Identify and copy all lines of the material where the string "ចសហប" is found.

================================

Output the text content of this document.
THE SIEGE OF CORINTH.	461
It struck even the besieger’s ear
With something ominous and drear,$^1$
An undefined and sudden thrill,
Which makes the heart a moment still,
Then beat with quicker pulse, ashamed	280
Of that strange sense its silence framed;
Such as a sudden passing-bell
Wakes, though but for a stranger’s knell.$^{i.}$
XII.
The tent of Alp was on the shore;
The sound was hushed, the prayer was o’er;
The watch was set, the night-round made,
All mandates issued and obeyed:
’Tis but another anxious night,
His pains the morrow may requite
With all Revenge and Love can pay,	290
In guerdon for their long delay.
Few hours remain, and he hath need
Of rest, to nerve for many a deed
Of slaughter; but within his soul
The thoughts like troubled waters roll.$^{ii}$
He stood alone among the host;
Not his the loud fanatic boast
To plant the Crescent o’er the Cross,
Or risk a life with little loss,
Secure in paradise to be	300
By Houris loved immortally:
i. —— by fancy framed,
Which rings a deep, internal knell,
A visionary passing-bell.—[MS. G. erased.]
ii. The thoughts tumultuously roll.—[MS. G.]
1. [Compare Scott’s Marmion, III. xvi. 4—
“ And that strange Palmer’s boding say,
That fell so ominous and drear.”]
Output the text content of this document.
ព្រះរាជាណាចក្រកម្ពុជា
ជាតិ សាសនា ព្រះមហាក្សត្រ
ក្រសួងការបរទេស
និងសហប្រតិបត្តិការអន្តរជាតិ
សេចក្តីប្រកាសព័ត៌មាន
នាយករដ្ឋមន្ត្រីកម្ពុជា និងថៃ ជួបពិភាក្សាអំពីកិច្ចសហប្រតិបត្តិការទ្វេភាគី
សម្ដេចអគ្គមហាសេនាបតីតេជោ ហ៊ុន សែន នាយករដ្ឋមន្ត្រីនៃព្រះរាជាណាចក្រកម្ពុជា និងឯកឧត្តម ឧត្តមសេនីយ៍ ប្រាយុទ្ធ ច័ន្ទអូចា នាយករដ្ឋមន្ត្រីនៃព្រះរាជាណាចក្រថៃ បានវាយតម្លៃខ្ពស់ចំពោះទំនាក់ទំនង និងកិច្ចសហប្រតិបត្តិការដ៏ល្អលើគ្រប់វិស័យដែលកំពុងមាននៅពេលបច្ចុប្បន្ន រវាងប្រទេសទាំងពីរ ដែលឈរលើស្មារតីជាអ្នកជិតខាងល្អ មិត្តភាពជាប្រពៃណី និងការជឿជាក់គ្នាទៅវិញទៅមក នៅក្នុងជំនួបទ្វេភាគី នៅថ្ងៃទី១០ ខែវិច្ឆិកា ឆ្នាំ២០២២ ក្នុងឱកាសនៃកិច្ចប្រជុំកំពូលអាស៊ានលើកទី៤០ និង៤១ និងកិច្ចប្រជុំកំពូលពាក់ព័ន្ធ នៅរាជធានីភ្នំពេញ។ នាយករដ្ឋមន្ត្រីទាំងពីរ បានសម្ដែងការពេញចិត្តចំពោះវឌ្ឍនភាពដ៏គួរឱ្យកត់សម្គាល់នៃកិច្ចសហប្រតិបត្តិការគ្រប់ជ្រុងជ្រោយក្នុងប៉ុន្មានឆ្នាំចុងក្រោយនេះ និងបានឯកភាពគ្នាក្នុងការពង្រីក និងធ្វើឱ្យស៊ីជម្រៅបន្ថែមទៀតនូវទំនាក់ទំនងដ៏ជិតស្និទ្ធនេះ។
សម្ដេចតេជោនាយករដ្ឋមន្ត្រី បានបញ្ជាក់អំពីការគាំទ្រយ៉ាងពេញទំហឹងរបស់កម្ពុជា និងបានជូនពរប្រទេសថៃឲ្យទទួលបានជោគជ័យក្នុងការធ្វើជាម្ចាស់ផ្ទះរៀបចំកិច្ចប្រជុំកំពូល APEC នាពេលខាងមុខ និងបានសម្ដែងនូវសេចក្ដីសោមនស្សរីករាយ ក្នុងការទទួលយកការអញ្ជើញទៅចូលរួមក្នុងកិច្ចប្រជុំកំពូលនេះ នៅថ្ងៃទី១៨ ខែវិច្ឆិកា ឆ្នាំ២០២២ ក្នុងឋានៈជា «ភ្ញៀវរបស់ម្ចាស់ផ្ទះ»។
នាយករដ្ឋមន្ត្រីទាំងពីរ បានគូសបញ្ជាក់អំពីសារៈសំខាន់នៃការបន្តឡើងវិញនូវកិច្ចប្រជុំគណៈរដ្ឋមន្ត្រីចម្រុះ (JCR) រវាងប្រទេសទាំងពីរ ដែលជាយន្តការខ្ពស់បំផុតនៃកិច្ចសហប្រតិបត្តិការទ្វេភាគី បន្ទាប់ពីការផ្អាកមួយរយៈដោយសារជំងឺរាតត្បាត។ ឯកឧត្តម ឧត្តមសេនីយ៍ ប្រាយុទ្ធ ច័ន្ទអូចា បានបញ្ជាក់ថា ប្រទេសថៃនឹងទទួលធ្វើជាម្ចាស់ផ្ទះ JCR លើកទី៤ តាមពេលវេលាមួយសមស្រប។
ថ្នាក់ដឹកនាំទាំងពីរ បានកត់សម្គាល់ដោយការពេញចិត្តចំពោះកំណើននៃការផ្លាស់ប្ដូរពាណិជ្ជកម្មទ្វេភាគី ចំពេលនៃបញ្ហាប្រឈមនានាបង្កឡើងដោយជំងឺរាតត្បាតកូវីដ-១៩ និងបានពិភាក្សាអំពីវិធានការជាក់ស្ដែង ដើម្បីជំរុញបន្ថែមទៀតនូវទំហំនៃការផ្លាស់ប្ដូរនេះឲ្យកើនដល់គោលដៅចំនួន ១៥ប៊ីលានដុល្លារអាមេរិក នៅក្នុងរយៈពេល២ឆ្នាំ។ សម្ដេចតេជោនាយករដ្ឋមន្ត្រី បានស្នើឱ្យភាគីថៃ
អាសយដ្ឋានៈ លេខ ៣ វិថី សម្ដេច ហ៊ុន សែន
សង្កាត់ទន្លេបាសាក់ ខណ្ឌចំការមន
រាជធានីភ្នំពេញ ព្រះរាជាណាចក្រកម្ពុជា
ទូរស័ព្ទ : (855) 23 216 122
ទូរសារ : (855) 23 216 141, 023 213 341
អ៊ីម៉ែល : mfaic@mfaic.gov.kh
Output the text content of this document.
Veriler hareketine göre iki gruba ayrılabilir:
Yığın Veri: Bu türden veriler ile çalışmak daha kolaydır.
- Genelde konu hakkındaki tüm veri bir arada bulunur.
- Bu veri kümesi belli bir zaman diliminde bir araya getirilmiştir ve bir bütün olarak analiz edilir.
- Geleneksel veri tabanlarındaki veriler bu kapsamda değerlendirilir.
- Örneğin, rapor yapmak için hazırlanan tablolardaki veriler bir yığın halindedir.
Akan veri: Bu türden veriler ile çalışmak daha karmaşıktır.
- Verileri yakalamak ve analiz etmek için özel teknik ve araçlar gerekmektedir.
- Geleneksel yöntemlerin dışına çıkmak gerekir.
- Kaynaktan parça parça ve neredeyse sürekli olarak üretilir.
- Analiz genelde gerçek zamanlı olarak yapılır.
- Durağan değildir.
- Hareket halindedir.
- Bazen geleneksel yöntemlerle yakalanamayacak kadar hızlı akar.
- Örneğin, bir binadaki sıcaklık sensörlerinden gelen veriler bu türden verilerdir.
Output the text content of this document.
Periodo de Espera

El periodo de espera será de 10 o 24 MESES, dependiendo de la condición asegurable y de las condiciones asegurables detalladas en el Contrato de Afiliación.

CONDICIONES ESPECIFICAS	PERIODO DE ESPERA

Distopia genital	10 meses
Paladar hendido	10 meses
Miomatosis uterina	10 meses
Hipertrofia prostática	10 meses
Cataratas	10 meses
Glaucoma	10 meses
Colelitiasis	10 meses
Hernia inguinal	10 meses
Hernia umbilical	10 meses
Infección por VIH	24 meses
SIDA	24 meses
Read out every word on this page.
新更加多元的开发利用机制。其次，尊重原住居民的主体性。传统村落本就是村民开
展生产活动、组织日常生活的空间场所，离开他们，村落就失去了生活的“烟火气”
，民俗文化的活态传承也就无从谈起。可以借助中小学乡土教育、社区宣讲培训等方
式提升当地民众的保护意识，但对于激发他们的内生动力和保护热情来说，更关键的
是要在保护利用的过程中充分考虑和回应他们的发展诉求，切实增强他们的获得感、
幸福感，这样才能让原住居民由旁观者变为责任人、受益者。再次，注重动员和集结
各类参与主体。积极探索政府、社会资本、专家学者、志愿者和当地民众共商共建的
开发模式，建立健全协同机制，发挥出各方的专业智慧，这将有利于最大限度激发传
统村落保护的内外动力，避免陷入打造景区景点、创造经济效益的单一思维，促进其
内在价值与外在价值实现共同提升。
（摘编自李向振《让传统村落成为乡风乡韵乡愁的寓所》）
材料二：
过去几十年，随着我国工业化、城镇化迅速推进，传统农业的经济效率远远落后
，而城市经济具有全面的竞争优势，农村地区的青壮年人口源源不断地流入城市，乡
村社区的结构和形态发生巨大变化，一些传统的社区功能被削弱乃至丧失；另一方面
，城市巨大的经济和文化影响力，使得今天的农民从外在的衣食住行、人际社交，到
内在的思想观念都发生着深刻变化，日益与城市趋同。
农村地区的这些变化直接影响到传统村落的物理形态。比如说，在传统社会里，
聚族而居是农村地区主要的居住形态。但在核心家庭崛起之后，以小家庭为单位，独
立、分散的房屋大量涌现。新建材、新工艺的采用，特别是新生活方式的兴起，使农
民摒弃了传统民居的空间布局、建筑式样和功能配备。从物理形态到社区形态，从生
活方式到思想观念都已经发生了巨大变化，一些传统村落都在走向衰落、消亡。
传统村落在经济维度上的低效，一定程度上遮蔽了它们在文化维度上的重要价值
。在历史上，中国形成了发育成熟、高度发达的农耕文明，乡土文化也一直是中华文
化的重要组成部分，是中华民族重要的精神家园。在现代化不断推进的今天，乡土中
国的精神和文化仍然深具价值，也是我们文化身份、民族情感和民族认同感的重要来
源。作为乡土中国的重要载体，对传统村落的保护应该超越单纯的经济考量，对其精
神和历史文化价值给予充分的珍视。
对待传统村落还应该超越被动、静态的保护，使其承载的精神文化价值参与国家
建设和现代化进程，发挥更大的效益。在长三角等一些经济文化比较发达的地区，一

================================

Solution for this problem
នាយករដ្ឋមន្ត្រីកម្ពុជា និងថៃ ជួបពិភាក្សាអំពីកិច្ចសហប្រតិបត្តិការទ្វេភាគី
សម្ដេចអគ្គមហាសេនាបតីតេជោ ហ៊ុន សែន នាយករដ្ឋមន្ត្រីនៃព្រះរាជាណាចក្រកម្ពុជា និងឯកឧត្តម ឧត្តមសេនីយ៍ ប្រាយុទ្ធ ច័ន្ទអូចា នាយករដ្ឋមន្ត្រីនៃព្រះរាជាណាចក្រថៃ បានវាយតម្លៃខ្ពស់ចំពោះទំនាក់ទំនង និងកិច្ចសហប្រតិបត្តិការដ៏ល្អលើគ្រប់វិស័យដែលកំពុងមាននៅពេលបច្ចុប្បន្ន រវាងប្រទេសទាំងពីរ ដែលឈរលើស្មារតីជាអ្នកជិតខាងល្អ មិត្តភាពជាប្រពៃណី និងការជឿជាក់គ្នាទៅវិញទៅមក នៅក្នុងជំនួបទ្វេភាគី នៅថ្ងៃទី១០ ខែវិច្ឆិកា ឆ្នាំ២០២២ ក្នុងឱកាសនៃកិច្ចប្រជុំកំពូលអាស៊ានលើកទី៤០ និង៤១ និងកិច្ចប្រជុំកំពូលពាក់ព័ន្ធ នៅរាជធានីភ្នំពេញ។ នាយករដ្ឋមន្ត្រីទាំងពីរ បានសម្ដែងការពេញចិត្តចំពោះវឌ្ឍនភាពដ៏គួរឱ្យកត់សម្គាល់នៃកិច្ចសហប្រតិបត្តិការគ្រប់ជ្រុងជ្រោយក្នុងប៉ុន្មានឆ្នាំចុងក្រោយនេះ និងបានឯកភាពគ្នាក្នុងការពង្រីក និងធ្វើឱ្យស៊ីជម្រៅបន្ថែមទៀតនូវទំនាក់ទំនងដ៏ជិតស្និទ្ធនេះ។
នាយករដ្ឋមន្ត្រីទាំងពីរ បានគូសបញ្ជាក់អំពីសារៈសំខាន់នៃការបន្តឡើងវិញនូវកិច្ចប្រជុំគណៈរដ្ឋមន្ត្រីចម្រុះ (JCR) រវាងប្រទេសទាំងពីរ ដែលជាយន្តការខ្ពស់បំផុតនៃកិច្ចសហប្រតិបត្តិការទ្វេភាគី បន្ទាប់ពីការផ្អាកមួយរយៈដោយសារជំងឺរាតត្បាត។ ឯកឧត្តម ឧត្តមសេនីយ៍ ប្រាយុទ្ធ ច័ន្ទអូចា បានបញ្ជាក់ថា ប្រទេសថៃនឹងទទួលធ្វើជាម្ចាស់ផ្ទះ JCR លើកទី៤ តាមពេលវេលាមួយសមស្រប។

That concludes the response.